Collected data entries
□ □ □ □

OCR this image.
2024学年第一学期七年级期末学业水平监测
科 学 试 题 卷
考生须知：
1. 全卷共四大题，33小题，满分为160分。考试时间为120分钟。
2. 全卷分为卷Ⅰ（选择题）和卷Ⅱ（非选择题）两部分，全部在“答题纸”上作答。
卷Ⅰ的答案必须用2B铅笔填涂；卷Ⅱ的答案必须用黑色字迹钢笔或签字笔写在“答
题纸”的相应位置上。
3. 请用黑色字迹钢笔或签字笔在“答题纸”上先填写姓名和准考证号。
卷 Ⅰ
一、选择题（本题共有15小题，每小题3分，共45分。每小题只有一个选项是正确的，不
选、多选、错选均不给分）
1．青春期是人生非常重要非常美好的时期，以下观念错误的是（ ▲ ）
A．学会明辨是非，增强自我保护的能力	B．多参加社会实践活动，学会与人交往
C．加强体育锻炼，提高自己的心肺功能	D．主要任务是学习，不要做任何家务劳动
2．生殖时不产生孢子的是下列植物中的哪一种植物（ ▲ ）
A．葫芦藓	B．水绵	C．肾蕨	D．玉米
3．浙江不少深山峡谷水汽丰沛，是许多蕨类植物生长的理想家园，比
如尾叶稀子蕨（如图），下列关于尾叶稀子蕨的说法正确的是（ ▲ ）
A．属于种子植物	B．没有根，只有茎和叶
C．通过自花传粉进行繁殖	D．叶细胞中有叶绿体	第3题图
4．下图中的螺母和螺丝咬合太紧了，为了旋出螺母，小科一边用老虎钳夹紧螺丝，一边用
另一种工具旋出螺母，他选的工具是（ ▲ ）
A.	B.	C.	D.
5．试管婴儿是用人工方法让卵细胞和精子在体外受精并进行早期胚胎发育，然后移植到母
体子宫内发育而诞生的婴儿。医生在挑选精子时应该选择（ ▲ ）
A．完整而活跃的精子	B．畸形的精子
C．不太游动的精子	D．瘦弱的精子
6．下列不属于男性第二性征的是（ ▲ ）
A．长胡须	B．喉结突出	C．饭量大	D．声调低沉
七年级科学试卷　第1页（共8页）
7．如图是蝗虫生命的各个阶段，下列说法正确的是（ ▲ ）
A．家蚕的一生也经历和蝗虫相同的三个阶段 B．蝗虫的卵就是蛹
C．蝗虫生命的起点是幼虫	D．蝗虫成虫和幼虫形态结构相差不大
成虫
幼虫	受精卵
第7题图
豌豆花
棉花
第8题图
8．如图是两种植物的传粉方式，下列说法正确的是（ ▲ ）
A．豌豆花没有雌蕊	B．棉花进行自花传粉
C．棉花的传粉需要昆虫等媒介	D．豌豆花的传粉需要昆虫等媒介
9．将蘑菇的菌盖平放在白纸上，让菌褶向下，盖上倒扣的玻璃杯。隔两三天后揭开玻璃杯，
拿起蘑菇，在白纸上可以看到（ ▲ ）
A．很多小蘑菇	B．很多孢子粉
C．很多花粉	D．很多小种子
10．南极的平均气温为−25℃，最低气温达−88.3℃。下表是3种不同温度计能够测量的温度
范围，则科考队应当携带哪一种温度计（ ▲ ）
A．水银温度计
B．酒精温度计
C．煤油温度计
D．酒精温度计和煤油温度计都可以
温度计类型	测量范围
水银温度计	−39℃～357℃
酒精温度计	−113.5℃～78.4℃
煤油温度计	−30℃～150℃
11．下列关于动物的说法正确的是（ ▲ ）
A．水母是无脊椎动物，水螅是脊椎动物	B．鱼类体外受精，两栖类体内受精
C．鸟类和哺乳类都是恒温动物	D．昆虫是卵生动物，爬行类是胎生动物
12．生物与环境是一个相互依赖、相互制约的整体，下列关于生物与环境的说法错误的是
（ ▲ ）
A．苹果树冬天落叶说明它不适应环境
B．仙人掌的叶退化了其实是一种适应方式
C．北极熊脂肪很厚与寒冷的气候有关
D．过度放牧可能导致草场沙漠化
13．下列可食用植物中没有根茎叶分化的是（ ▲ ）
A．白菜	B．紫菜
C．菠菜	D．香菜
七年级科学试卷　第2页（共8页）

□ □ □ □

_Required work_
Reproduce all of the records exactly.

_Reply to the task_
OCR this image.
2024学年第一学期七年级期末学业水平监测
科 学 试 题 卷
考生须知：
1. 全卷共四大题，33小题，满分为160分。考试时间为120分钟。
2. 全卷分为卷Ⅰ（选择题）和卷Ⅱ（非选择题）两部分，全部在“答题纸”上作答。
卷Ⅰ的答案必须用2B铅笔填涂；卷Ⅱ的答案必须用黑色字迹钢笔或签字笔写在“答
题纸”的相应位置上。
3. 请用黑色字迹钢笔或签字笔在“答题纸”上先填写姓名和准考证号。
卷 Ⅰ
一、选择题（本题共有15小题，每小题3分，共45分。每小题只有一个选项是正确的，不
选、多选、错选均不给分）
1．青春期是人生非常重要非常美好的时期，以下观念错误的是（ ▲ ）
A．学会明辨是非，增强自我保护的能力	B．多参加社会实践活动，学会与人交往
C．加强体育锻炼，提高自己的心肺功能	D．主要任务是学习，不要做任何家务劳动
2．生殖时不产生孢子的是下列植物中的哪一种植物（ ▲ ）
A．葫芦藓	B．水绵	C．肾蕨	D．玉米
3．浙江不少深山峡谷水汽丰沛，是许多蕨类植物生长的理想家园，比
如尾叶稀子蕨（如图），下列关于尾叶稀子蕨的说法正确的是（ ▲ ）
A．属于种子植物	B．没有根，只有茎和叶
C．通过自花传粉进行繁殖	D．叶细胞中有叶绿体	第3题图
4．下图中的螺母和螺丝咬合太紧了，为了旋出螺母，小科一边用老虎钳夹紧螺丝，一边用
另一种工具旋出螺母，他选的工具是（ ▲ ）
A.	B.	C.	D.
5．试管婴儿是用人工方法让卵细胞和精子在体外受精并进行早期胚胎发育，然后移植到母
体子宫内发育而诞生的婴儿。医生在挑选精子时应该选择（ ▲ ）
A．完整而活跃的精子	B．畸形的精子
C．不太游动的精子	D．瘦弱的精子
6．下列不属于男性第二性征的是（ ▲ ）
A．长胡须	B．喉结突出	C．饭量大	D．声调低沉
七年级科学试卷　第1页（共8页）
7．如图是蝗虫生命的各个阶段，下列说法正确的是（ ▲ ）
A．家蚕的一生也经历和蝗虫相同的三个阶段 B．蝗虫的卵就是蛹
C．蝗虫生命的起点是幼虫	D．蝗虫成虫和幼虫形态结构相差不大
成虫
幼虫	受精卵
第7题图
豌豆花
棉花
第8题图
8．如图是两种植物的传粉方式，下列说法正确的是（ ▲ ）
A．豌豆花没有雌蕊	B．棉花进行自花传粉
C．棉花的传粉需要昆虫等媒介	D．豌豆花的传粉需要昆虫等媒介
9．将蘑菇的菌盖平放在白纸上，让菌褶向下，盖上倒扣的玻璃杯。隔两三天后揭开玻璃杯，
拿起蘑菇，在白纸上可以看到（ ▲ ）
A．很多小蘑菇	B．很多孢子粉
C．很多花粉	D．很多小种子
10．南极的平均气温为−25℃，最低气温达−88.3℃。下表是3种不同温度计能够测量的温度
范围，则科考队应当携带哪一种温度计（ ▲ ）
A．水银温度计
B．酒精温度计
C．煤油温度计
D．酒精温度计和煤油温度计都可以
温度计类型	测量范围
水银温度计	−39℃～357℃
酒精温度计	−113.5℃～78.4℃
煤油温度计	−30℃～150℃
11．下列关于动物的说法正确的是（ ▲ ）
A．水母是无脊椎动物，水螅是脊椎动物	B．鱼类体外受精，两栖类体内受精
C．鸟类和哺乳类都是恒温动物	D．昆虫是卵生动物，爬行类是胎生动物
12．生物与环境是一个相互依赖、相互制约的整体，下列关于生物与环境的说法错误的是
（ ▲ ）
A．苹果树冬天落叶说明它不适应环境
B．仙人掌的叶退化了其实是一种适应方式
C．北极熊脂肪很厚与寒冷的气候有关
D．过度放牧可能导致草场沙漠化
13．下列可食用植物中没有根茎叶分化的是（ ▲ ）
A．白菜	B．紫菜
C．菠菜	D．香菜
七年级科学试卷　第2页（共8页）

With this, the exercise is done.